▶ **DIRECTIONS FOR THIS TASK**: Repeat the data below exactly, dropping any pictures it holds.

▶ **DATA SECTION**:
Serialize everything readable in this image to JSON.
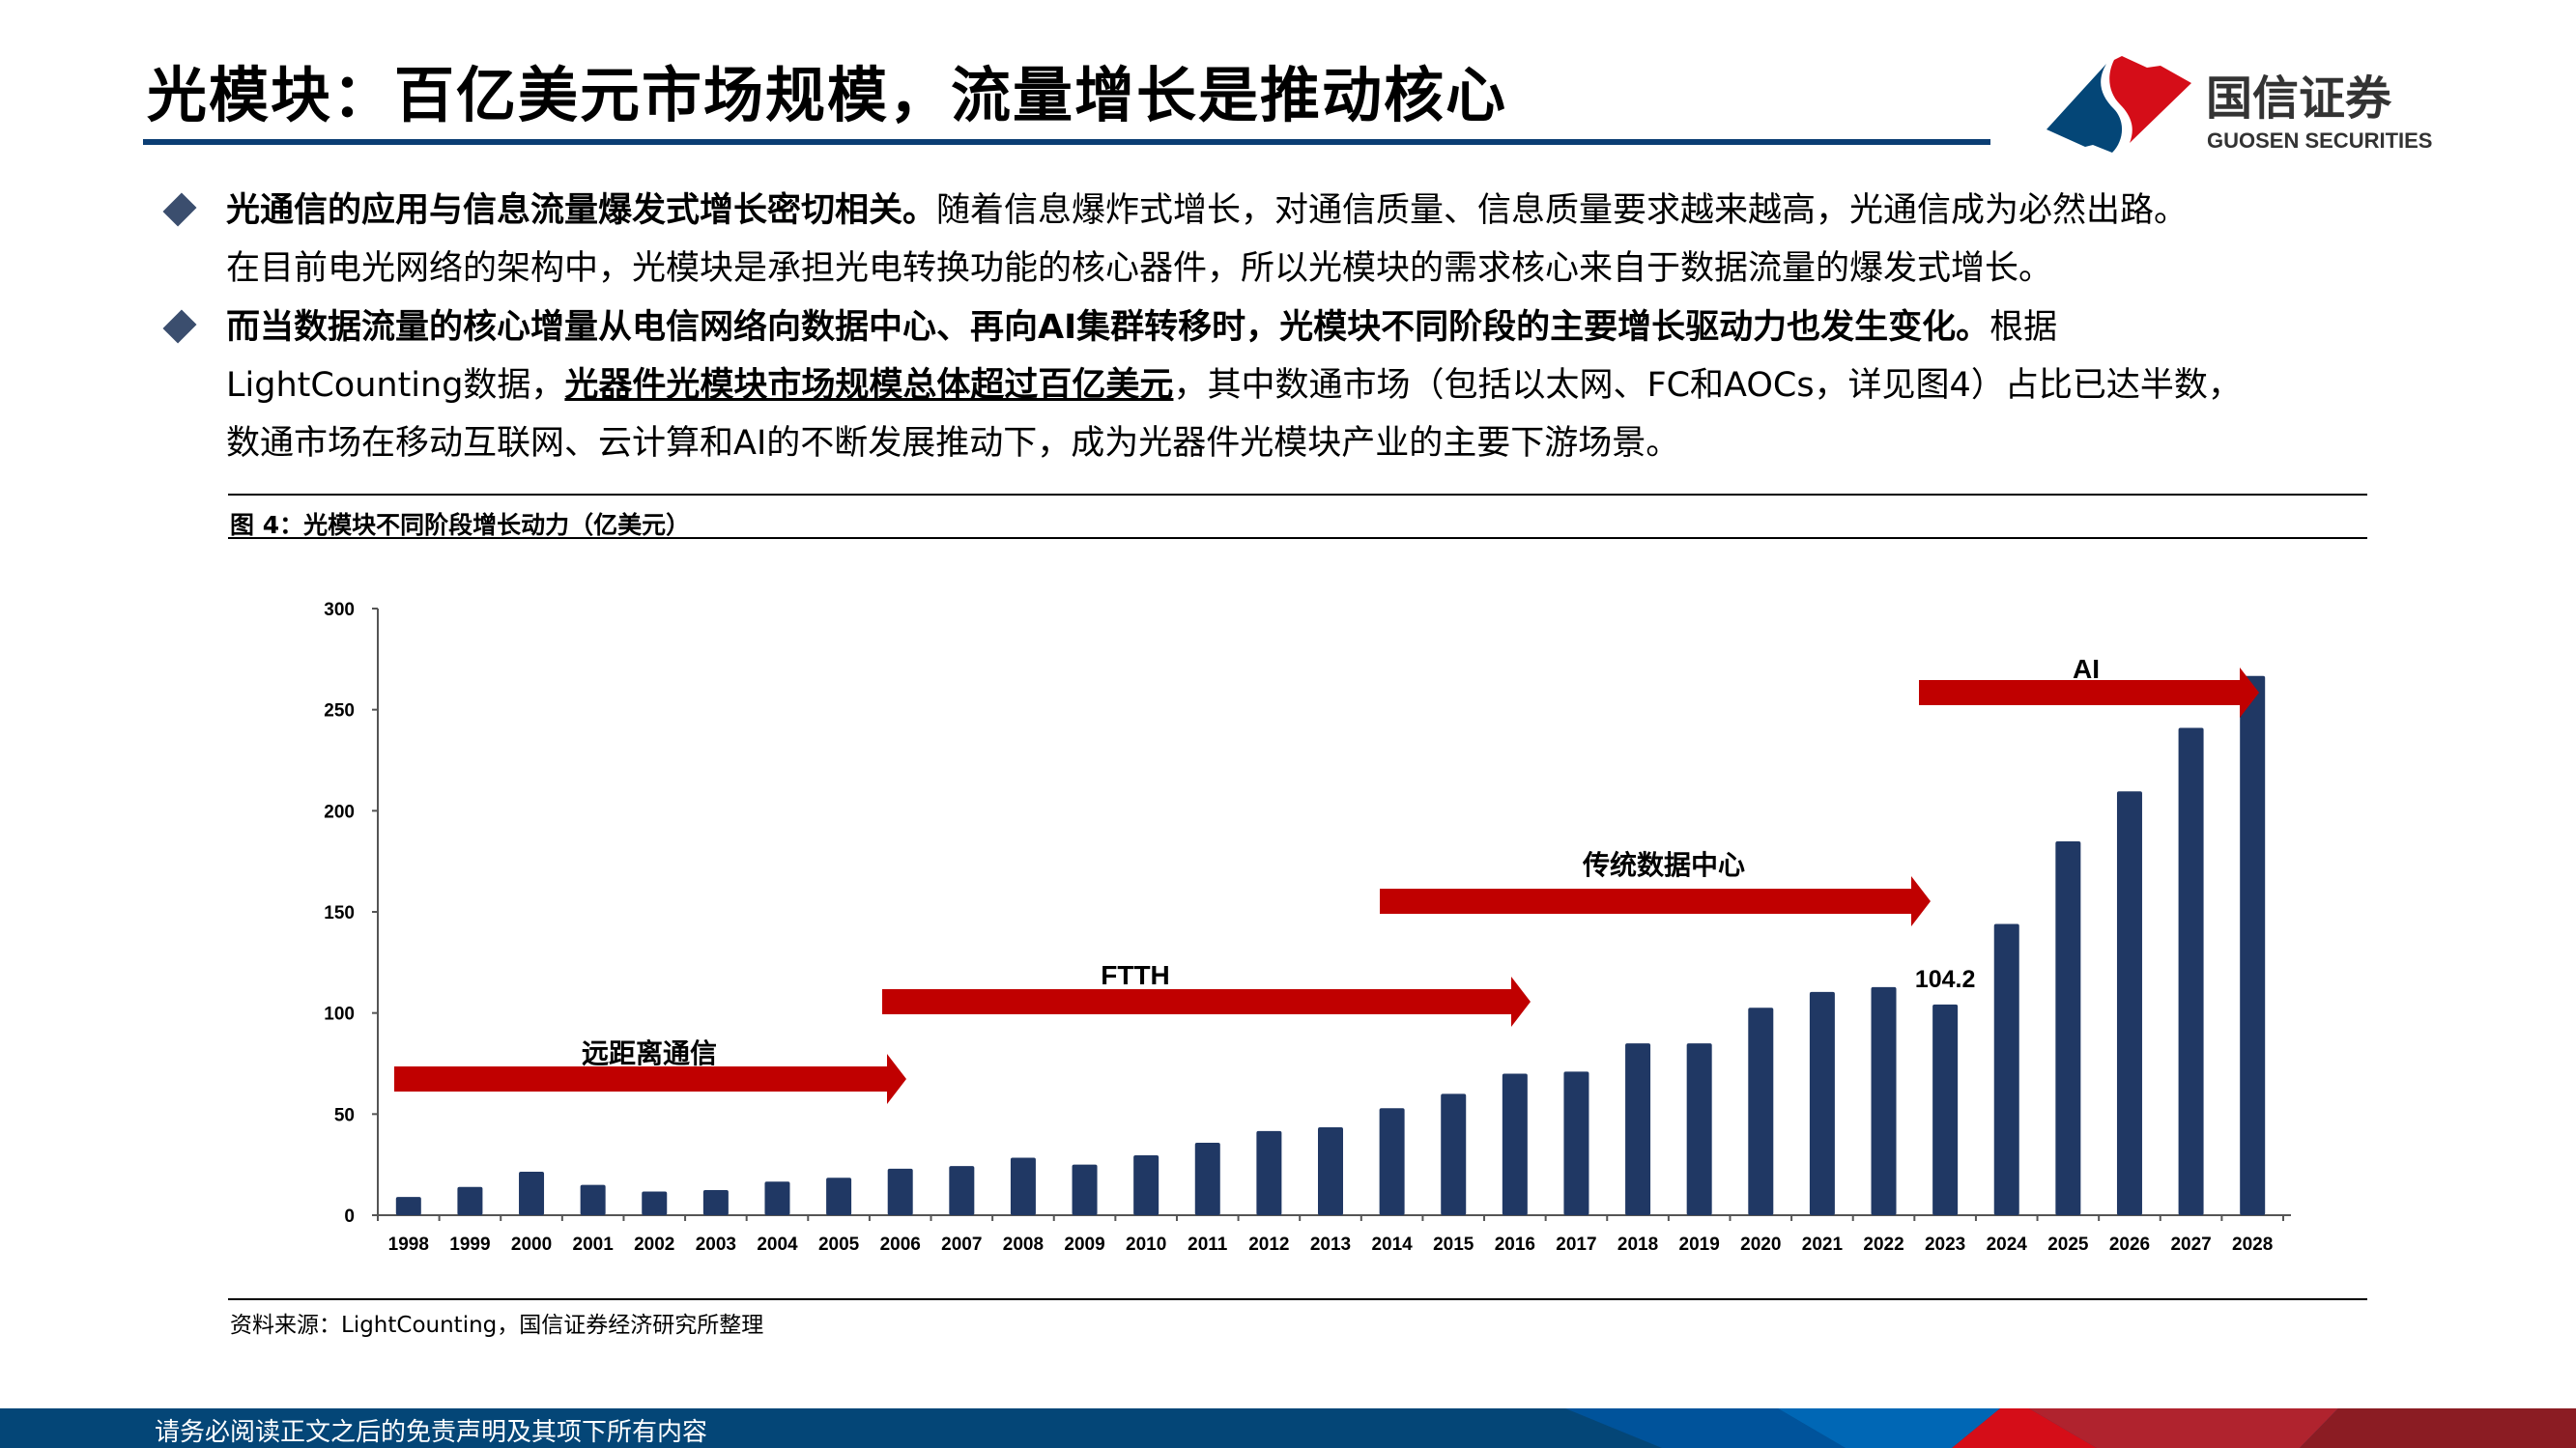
{
  "header": {
    "title": "光模块：百亿美元市场规模，流量增长是推动核心",
    "logo": {
      "cn": "国信证券",
      "en": "GUOSEN SECURITIES"
    }
  },
  "bullets": [
    {
      "bold": "光通信的应用与信息流量爆发式增长密切相关。",
      "text_line1": "随着信息爆炸式增长，对通信质量、信息质量要求越来越高，光通信成为必然出路。",
      "text_line2": "在目前电光网络的架构中，光模块是承担光电转换功能的核心器件，所以光模块的需求核心来自于数据流量的爆发式增长。"
    },
    {
      "bold": "而当数据流量的核心增量从电信网络向数据中心、再向AI集群转移时，光模块不同阶段的主要增长驱动力也发生变化。",
      "text_after_bold": "根据",
      "line2_prefix": "LightCounting数据，",
      "line2_underlined": "光器件光模块市场规模总体超过百亿美元",
      "line2_suffix": "，其中数通市场（包括以太网、FC和AOCs，详见图4）占比已达半数，",
      "line3": "数通市场在移动互联网、云计算和AI的不断发展推动下，成为光器件光模块产业的主要下游场景。"
    }
  ],
  "figure": {
    "caption": "图 4：光模块不同阶段增长动力（亿美元）",
    "source": "资料来源：LightCounting，国信证券经济研究所整理"
  },
  "chart_data": {
    "type": "bar",
    "title": "",
    "xlabel": "",
    "ylabel": "",
    "ylim": [
      0,
      300
    ],
    "yticks": [
      0,
      50,
      100,
      150,
      200,
      250,
      300
    ],
    "grid": false,
    "bar_color": "#203864",
    "categories": [
      "1998",
      "1999",
      "2000",
      "2001",
      "2002",
      "2003",
      "2004",
      "2005",
      "2006",
      "2007",
      "2008",
      "2009",
      "2010",
      "2011",
      "2012",
      "2013",
      "2014",
      "2015",
      "2016",
      "2017",
      "2018",
      "2019",
      "2020",
      "2021",
      "2022",
      "2023",
      "2024",
      "2025",
      "2026",
      "2027",
      "2028"
    ],
    "values": [
      9,
      14,
      21.5,
      15,
      11.7,
      12.4,
      16.6,
      18.5,
      23,
      24.3,
      28.4,
      25,
      29.6,
      35.8,
      41.6,
      43.5,
      52.9,
      60,
      70,
      71,
      85,
      85,
      102.6,
      110.4,
      112.8,
      104.2,
      144,
      184.9,
      209.6,
      241,
      266.7
    ],
    "data_labels": [
      {
        "category": "2023",
        "text": "104.2"
      }
    ],
    "annotations": [
      {
        "label": "远距离通信",
        "from": "1998",
        "to": "2006",
        "color": "#c00000"
      },
      {
        "label": "FTTH",
        "from": "2006",
        "to": "2016",
        "color": "#c00000"
      },
      {
        "label": "传统数据中心",
        "from": "2014",
        "to": "2023",
        "color": "#c00000"
      },
      {
        "label": "AI",
        "from": "2023",
        "to": "2028",
        "color": "#c00000"
      }
    ]
  },
  "footer": {
    "disclaimer": "请务必阅读正文之后的免责声明及其项下所有内容"
  },
  "colors": {
    "brand_blue": "#044677",
    "brand_red": "#d50d18",
    "rule_blue": "#0b3e74"
  }
}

▶ **SOLUTION TO THE EXERCISE**:
Serialize everything readable in this image to JSON.
{
  "header": {
    "title": "光模块：百亿美元市场规模，流量增长是推动核心",
    "logo": {
      "cn": "国信证券",
      "en": "GUOSEN SECURITIES"
    }
  },
  "bullets": [
    {
      "bold": "光通信的应用与信息流量爆发式增长密切相关。",
      "text_line1": "随着信息爆炸式增长，对通信质量、信息质量要求越来越高，光通信成为必然出路。",
      "text_line2": "在目前电光网络的架构中，光模块是承担光电转换功能的核心器件，所以光模块的需求核心来自于数据流量的爆发式增长。"
    },
    {
      "bold": "而当数据流量的核心增量从电信网络向数据中心、再向AI集群转移时，光模块不同阶段的主要增长驱动力也发生变化。",
      "text_after_bold": "根据",
      "line2_prefix": "LightCounting数据，",
      "line2_underlined": "光器件光模块市场规模总体超过百亿美元",
      "line2_suffix": "，其中数通市场（包括以太网、FC和AOCs，详见图4）占比已达半数，",
      "line3": "数通市场在移动互联网、云计算和AI的不断发展推动下，成为光器件光模块产业的主要下游场景。"
    }
  ],
  "figure": {
    "caption": "图 4：光模块不同阶段增长动力（亿美元）",
    "source": "资料来源：LightCounting，国信证券经济研究所整理"
  },
  "chart_data": {
    "type": "bar",
    "title": "",
    "xlabel": "",
    "ylabel": "",
    "ylim": [
      0,
      300
    ],
    "yticks": [
      0,
      50,
      100,
      150,
      200,
      250,
      300
    ],
    "grid": false,
    "bar_color": "#203864",
    "categories": [
      "1998",
      "1999",
      "2000",
      "2001",
      "2002",
      "2003",
      "2004",
      "2005",
      "2006",
      "2007",
      "2008",
      "2009",
      "2010",
      "2011",
      "2012",
      "2013",
      "2014",
      "2015",
      "2016",
      "2017",
      "2018",
      "2019",
      "2020",
      "2021",
      "2022",
      "2023",
      "2024",
      "2025",
      "2026",
      "2027",
      "2028"
    ],
    "values": [
      9,
      14,
      21.5,
      15,
      11.7,
      12.4,
      16.6,
      18.5,
      23,
      24.3,
      28.4,
      25,
      29.6,
      35.8,
      41.6,
      43.5,
      52.9,
      60,
      70,
      71,
      85,
      85,
      102.6,
      110.4,
      112.8,
      104.2,
      144,
      184.9,
      209.6,
      241,
      266.7
    ],
    "data_labels": [
      {
        "category": "2023",
        "text": "104.2"
      }
    ],
    "annotations": [
      {
        "label": "远距离通信",
        "from": "1998",
        "to": "2006",
        "color": "#c00000"
      },
      {
        "label": "FTTH",
        "from": "2006",
        "to": "2016",
        "color": "#c00000"
      },
      {
        "label": "传统数据中心",
        "from": "2014",
        "to": "2023",
        "color": "#c00000"
      },
      {
        "label": "AI",
        "from": "2023",
        "to": "2028",
        "color": "#c00000"
      }
    ]
  },
  "footer": {
    "disclaimer": "请务必阅读正文之后的免责声明及其项下所有内容"
  },
  "colors": {
    "brand_blue": "#044677",
    "brand_red": "#d50d18",
    "rule_blue": "#0b3e74"
  }
}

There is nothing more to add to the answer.